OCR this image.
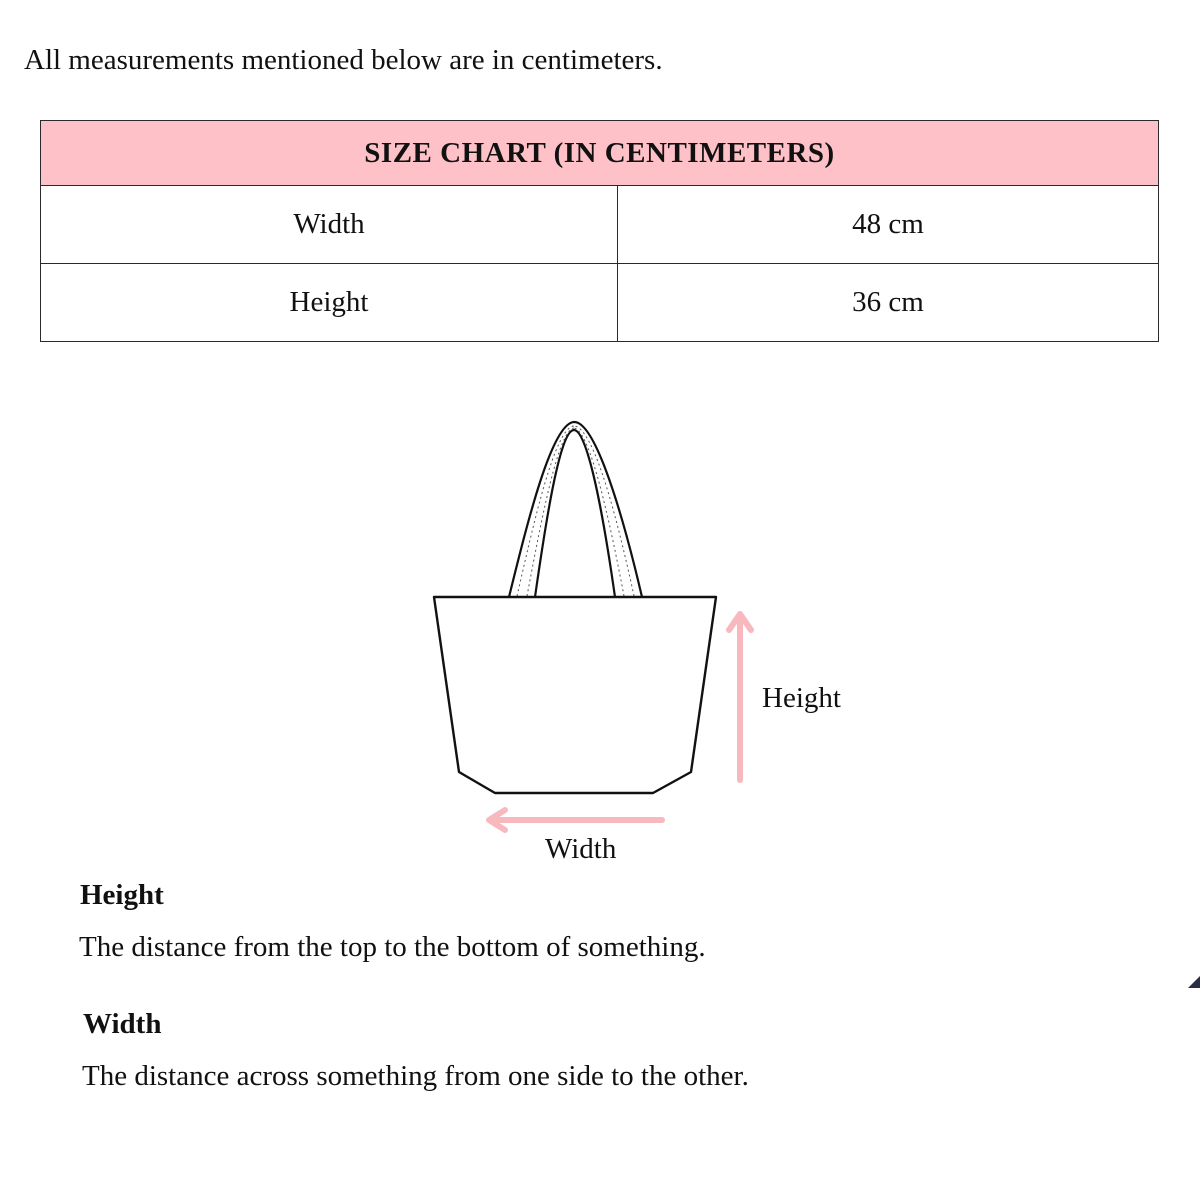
All measurements mentioned below are in centimeters.
SIZE CHART (IN CENTIMETERS)	
Width	48 cm
Height	36 cm
Height
Width
Height
The distance from the top to the bottom of something.
Width
The distance across something from one side to the other.
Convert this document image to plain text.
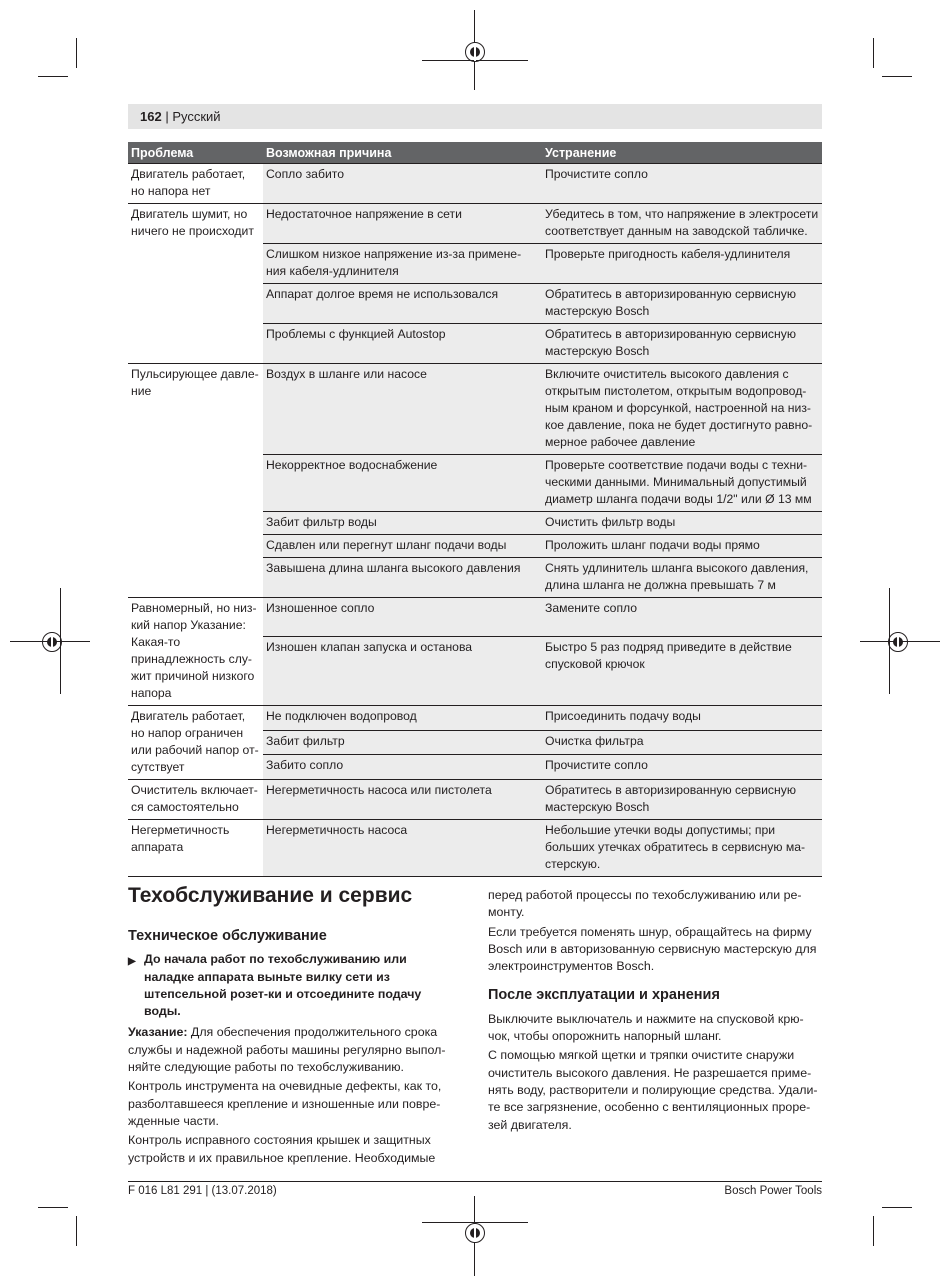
162 | Русский
Проблема	Возможная причина	Устранение
Двигатель работает, но напора нет	Сопло забито	Прочистите сопло
Двигатель шумит, но ничего не происходит	Недостаточное напряжение в сети	Убедитесь в том, что напряжение в электросети соответствует данным на заводской табличке.
	Слишком низкое напряжение из-за примене-ния кабеля-удлинителя	Проверьте пригодность кабеля-удлинителя
	Аппарат долгое время не использовался	Обратитесь в авторизированную сервисную мастерскую Bosch
	Проблемы с функцией Autostop	Обратитесь в авторизированную сервисную мастерскую Bosch
Пульсирующее давле-ние	Воздух в шланге или насосе	Включите очиститель высокого давления с открытым пистолетом, открытым водопровод-ным краном и форсункой, настроенной на низ-кое давление, пока не будет достигнуто равно-мерное рабочее давление
	Некорректное водоснабжение	Проверьте соответствие подачи воды с техни-ческими данными. Минимальный допустимый диаметр шланга подачи воды 1/2" или Ø 13 мм
	Забит фильтр воды	Очистить фильтр воды
	Сдавлен или перегнут шланг подачи воды	Проложить шланг подачи воды прямо
	Завышена длина шланга высокого давления	Снять удлинитель шланга высокого давления, длина шланга не должна превышать 7 м
Равномерный, но низ-кий напор Указание: Какая-то принадлежность слу-жит причиной низкого напора	Изношенное сопло	Замените сопло
	Изношен клапан запуска и останова	Быстро 5 раз подряд приведите в действие спусковой крючок
Двигатель работает, но напор ограничен или рабочий напор от-сутствует	Не подключен водопровод	Присоединить подачу воды
	Забит фильтр	Очистка фильтра
	Забито сопло	Прочистите сопло
Очиститель включает-ся самостоятельно	Негерметичность насоса или пистолета	Обратитесь в авторизированную сервисную мастерскую Bosch
Негерметичность аппарата	Негерметичность насоса	Небольшие утечки воды допустимы; при больших утечках обратитесь в сервисную ма-стерскую.
Техобслуживание и сервис
Техническое обслуживание
▶ До начала работ по техобслуживанию или наладке аппарата выньте вилку сети из штепсельной розет-ки и отсоедините подачу воды.

Указание: Для обеспечения продолжительного срока службы и надежной работы машины регулярно выпол-няйте следующие работы по техобслуживанию.

Контроль инструмента на очевидные дефекты, как то, разболтавшееся крепление и изношенные или повре-жденные части.

Контроль исправного состояния крышек и защитных устройств и их правильное крепление. Необходимые

перед работой процессы по техобслуживанию или ре-монту.

Если требуется поменять шнур, обращайтесь на фирму Bosch или в авторизованную сервисную мастерскую для электроинструментов Bosch.

После эксплуатации и хранения

Выключите выключатель и нажмите на спусковой крю-чок, чтобы опорожнить напорный шланг.

С помощью мягкой щетки и тряпки очистите снаружи очиститель высокого давления. Не разрешается приме-нять воду, растворители и полирующие средства. Удали-те все загрязнение, особенно с вентиляционных прорe-зей двигателя.

F 016 L81 291 | (13.07.2018)	Bosch Power Tools
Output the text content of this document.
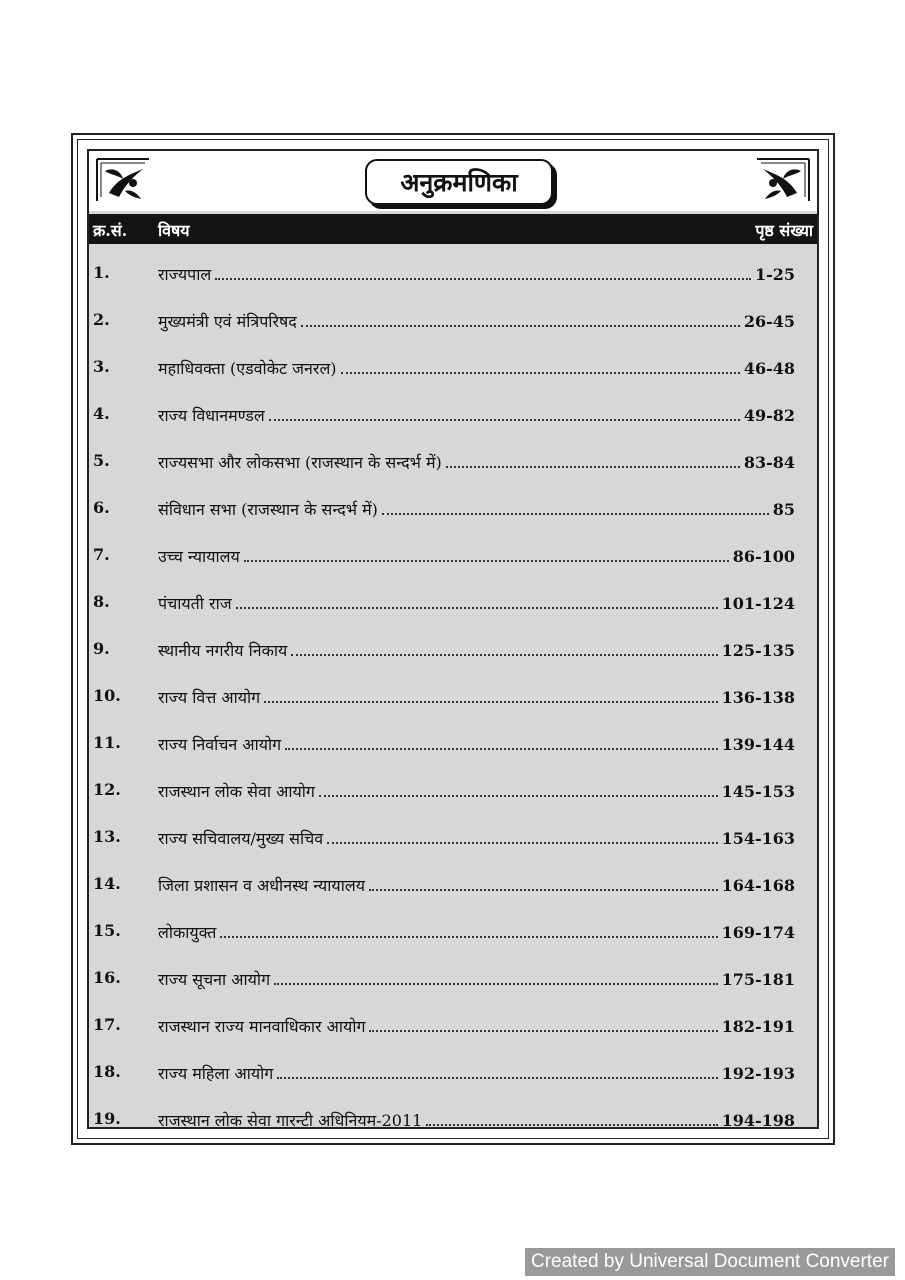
अनुक्रमणिका
क्र.सं. विषय	पृष्ठ संख्या
1.	राज्यपाल	1-25
2.	मुख्यमंत्री एवं मंत्रिपरिषद	26-45
3.	महाधिवक्ता (एडवोकेट जनरल)	46-48
4.	राज्य विधानमण्डल	49-82
5.	राज्यसभा और लोकसभा (राजस्थान के सन्दर्भ में)	83-84
6.	संविधान सभा (राजस्थान के सन्दर्भ में)	85
7.	उच्च न्यायालय	86-100
8.	पंचायती राज	101-124
9.	स्थानीय नगरीय निकाय	125-135
10. राज्य वित्त आयोग	136-138
11. राज्य निर्वाचन आयोग	139-144
12. राजस्थान लोक सेवा आयोग	145-153
13. राज्य सचिवालय/मुख्य सचिव	154-163
14. जिला प्रशासन व अधीनस्थ न्यायालय	164-168
15. लोकायुक्त	169-174
16. राज्य सूचना आयोग	175-181
17. राजस्थान राज्य मानवाधिकार आयोग	182-191
18. राज्य महिला आयोग	192-193
19. राजस्थान लोक सेवा गारन्टी अधिनियम-2011	194-198
Created by Universal Document Converter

━━━━━━━━━━━━━━━━

• Exercise prompt: Extract all lines from the data in which "водопровод" is found.

• Final result:
Пульсирующее давле-ние	Воздух в шланге или насосе	Включите очиститель высокого давления с открытым пистолетом, открытым водопровод-ным краном и форсункой, настроенной на низ-кое давление, пока не будет достигнуто равно-мерное рабочее давление
Двигатель работает, но напор ограничен или рабочий напор от-сутствует	Не подключен водопровод	Присоединить подачу воды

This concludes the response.